> [EXERCISE DETAILS]:
In the listing that follows, count each line where the word "right" appears; write nothing but the count.

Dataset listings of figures
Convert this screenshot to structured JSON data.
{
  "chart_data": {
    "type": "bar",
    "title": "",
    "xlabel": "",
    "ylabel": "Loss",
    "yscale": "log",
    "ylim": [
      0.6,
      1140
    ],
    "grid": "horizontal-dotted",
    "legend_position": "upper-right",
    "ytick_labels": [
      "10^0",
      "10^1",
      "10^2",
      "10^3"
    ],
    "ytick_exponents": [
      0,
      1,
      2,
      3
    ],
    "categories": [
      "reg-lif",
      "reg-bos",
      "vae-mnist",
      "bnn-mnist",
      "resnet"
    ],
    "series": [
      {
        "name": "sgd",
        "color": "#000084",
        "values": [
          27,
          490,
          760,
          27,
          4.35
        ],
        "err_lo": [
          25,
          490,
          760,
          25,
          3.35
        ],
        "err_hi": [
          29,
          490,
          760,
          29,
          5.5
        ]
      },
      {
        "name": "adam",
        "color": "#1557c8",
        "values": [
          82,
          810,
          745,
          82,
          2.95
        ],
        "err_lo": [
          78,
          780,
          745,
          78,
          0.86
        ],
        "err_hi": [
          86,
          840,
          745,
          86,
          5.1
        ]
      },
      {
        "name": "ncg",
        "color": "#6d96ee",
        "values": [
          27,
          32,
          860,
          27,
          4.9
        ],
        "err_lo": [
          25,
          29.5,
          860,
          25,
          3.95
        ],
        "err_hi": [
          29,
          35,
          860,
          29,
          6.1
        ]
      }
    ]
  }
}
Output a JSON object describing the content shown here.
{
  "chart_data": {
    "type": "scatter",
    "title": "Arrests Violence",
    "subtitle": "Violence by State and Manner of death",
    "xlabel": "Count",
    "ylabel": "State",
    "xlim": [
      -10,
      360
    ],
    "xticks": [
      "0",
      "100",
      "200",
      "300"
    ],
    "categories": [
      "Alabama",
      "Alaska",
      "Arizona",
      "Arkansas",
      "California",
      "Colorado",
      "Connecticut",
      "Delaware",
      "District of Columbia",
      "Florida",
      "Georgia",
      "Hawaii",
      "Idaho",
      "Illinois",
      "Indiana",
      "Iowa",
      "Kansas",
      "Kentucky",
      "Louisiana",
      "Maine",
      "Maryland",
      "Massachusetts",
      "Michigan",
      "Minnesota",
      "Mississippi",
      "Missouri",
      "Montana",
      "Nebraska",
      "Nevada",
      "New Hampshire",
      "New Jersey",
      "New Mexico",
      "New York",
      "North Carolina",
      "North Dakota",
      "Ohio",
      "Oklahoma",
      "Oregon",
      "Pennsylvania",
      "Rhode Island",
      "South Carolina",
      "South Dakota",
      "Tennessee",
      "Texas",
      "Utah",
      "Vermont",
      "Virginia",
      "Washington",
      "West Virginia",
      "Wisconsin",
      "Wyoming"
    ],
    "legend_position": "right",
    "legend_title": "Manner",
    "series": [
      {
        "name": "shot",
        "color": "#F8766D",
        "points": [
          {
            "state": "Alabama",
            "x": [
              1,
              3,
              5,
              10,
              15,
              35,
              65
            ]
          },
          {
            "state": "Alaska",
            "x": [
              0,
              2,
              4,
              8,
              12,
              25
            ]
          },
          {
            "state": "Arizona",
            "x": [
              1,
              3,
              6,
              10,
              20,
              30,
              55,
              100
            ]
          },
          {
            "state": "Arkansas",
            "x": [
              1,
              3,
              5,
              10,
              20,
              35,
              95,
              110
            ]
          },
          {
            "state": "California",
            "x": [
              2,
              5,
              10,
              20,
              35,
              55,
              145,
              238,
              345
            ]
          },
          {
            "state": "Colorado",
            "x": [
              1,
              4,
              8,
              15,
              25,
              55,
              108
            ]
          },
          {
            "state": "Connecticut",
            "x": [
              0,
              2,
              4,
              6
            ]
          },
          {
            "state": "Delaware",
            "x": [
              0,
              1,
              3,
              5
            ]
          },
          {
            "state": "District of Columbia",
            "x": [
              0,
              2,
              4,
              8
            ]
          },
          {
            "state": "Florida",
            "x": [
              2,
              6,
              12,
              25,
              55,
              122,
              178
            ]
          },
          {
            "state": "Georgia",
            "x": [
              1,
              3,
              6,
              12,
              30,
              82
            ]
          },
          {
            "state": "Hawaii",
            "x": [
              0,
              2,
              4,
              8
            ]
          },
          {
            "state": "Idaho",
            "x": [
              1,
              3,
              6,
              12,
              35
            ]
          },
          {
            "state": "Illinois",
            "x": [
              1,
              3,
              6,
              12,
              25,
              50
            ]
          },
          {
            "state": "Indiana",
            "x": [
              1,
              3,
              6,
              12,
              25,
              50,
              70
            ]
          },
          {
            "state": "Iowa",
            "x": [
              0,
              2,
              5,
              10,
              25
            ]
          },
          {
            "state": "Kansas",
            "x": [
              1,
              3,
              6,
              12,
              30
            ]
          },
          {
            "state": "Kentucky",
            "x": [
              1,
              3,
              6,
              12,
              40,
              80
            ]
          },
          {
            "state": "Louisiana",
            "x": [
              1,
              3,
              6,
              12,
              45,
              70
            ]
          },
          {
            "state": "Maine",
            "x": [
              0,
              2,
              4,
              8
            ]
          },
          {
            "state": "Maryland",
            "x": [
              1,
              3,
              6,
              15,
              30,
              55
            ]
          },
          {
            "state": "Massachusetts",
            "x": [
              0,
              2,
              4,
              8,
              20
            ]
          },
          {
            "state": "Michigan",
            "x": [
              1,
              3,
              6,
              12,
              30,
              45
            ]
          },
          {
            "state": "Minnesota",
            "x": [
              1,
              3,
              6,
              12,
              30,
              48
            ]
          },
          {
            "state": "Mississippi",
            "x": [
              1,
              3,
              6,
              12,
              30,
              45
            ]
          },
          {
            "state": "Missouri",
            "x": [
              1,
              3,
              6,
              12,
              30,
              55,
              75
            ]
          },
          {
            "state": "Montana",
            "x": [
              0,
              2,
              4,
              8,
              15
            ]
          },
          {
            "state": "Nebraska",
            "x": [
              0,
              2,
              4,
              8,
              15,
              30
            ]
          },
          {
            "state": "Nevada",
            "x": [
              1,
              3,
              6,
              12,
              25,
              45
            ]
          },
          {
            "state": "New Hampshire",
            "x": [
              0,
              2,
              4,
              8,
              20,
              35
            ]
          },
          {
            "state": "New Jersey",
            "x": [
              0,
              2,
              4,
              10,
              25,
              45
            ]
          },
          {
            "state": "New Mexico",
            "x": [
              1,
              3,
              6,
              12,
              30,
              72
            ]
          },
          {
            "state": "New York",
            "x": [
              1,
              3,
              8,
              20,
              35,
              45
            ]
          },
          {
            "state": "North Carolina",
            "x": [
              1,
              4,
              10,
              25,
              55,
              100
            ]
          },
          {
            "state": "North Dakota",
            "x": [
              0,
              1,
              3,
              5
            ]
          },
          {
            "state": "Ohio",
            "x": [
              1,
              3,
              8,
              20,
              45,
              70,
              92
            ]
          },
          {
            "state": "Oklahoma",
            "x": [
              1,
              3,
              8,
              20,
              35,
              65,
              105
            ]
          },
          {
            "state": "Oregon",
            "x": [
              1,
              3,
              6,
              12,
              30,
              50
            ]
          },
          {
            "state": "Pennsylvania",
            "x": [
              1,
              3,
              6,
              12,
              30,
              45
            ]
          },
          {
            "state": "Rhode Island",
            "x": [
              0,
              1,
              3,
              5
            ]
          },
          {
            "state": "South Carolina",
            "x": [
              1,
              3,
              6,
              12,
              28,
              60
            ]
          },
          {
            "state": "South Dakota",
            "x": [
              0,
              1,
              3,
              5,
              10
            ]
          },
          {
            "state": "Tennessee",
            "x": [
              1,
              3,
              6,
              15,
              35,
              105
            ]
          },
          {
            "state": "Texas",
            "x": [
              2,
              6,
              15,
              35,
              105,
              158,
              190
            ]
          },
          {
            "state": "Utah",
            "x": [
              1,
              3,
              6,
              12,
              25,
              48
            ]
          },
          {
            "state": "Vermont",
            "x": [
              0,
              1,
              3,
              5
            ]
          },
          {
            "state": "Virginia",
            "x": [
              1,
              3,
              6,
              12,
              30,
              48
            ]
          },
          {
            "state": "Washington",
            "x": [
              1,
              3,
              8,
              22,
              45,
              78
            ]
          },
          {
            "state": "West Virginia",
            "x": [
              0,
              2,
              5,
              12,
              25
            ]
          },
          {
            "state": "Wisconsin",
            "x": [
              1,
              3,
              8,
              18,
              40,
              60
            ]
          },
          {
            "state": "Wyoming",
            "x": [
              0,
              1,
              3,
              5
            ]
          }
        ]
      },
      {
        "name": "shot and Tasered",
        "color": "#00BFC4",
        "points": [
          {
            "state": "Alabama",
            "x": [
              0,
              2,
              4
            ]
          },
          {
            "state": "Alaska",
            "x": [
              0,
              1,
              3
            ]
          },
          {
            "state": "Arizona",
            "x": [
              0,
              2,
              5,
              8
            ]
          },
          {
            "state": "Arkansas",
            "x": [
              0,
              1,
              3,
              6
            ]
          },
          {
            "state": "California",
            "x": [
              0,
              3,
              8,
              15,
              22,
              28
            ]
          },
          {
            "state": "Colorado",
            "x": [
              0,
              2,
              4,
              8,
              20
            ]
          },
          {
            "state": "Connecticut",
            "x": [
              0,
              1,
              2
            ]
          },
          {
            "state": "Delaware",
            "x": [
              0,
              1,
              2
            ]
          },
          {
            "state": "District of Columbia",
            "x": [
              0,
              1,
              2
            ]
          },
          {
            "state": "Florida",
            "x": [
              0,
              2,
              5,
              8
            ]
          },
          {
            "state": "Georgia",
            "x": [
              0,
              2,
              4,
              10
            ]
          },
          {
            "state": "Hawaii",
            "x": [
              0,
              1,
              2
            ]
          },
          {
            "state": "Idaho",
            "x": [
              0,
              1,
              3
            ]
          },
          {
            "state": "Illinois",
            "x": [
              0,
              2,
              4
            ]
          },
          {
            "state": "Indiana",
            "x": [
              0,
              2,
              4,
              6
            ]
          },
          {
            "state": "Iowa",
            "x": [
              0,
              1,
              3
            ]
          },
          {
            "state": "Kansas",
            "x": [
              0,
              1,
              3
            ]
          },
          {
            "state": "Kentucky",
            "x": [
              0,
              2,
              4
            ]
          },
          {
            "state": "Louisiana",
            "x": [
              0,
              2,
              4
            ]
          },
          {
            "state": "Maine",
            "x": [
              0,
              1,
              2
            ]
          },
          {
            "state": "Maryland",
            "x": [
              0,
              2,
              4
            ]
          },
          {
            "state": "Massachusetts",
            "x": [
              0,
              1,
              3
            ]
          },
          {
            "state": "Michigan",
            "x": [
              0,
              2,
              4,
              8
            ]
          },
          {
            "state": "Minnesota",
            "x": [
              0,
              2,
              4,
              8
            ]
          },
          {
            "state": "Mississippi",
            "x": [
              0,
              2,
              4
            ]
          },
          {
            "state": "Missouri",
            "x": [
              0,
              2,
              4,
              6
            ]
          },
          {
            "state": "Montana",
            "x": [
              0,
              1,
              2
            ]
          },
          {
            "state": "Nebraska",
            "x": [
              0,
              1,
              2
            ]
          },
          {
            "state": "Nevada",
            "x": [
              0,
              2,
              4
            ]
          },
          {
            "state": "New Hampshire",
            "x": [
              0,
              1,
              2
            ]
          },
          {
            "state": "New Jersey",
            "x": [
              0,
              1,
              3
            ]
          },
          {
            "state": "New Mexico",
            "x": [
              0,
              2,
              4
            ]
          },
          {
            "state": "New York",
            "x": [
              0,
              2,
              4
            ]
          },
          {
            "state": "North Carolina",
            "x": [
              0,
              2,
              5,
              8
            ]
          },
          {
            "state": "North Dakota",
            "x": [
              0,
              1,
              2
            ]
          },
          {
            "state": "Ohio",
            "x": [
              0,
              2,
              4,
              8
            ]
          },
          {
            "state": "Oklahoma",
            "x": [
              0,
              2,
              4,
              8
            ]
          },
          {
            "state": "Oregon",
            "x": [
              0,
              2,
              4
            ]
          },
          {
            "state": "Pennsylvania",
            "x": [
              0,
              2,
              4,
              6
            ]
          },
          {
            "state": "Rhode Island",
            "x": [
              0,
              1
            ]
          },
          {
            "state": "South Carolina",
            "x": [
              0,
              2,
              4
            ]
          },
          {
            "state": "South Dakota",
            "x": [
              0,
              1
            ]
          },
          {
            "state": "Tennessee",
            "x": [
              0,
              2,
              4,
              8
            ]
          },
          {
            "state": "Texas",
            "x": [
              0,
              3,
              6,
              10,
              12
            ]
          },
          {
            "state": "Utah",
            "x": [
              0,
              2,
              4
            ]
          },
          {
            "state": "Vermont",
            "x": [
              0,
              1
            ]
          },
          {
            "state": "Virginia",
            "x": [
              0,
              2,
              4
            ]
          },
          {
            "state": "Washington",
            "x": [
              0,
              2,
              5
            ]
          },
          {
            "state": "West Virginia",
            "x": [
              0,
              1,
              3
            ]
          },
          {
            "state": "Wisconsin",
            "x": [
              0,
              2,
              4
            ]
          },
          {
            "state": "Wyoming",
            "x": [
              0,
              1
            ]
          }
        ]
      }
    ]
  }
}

> [SOLUTION TO THIS PROBLEM]:
2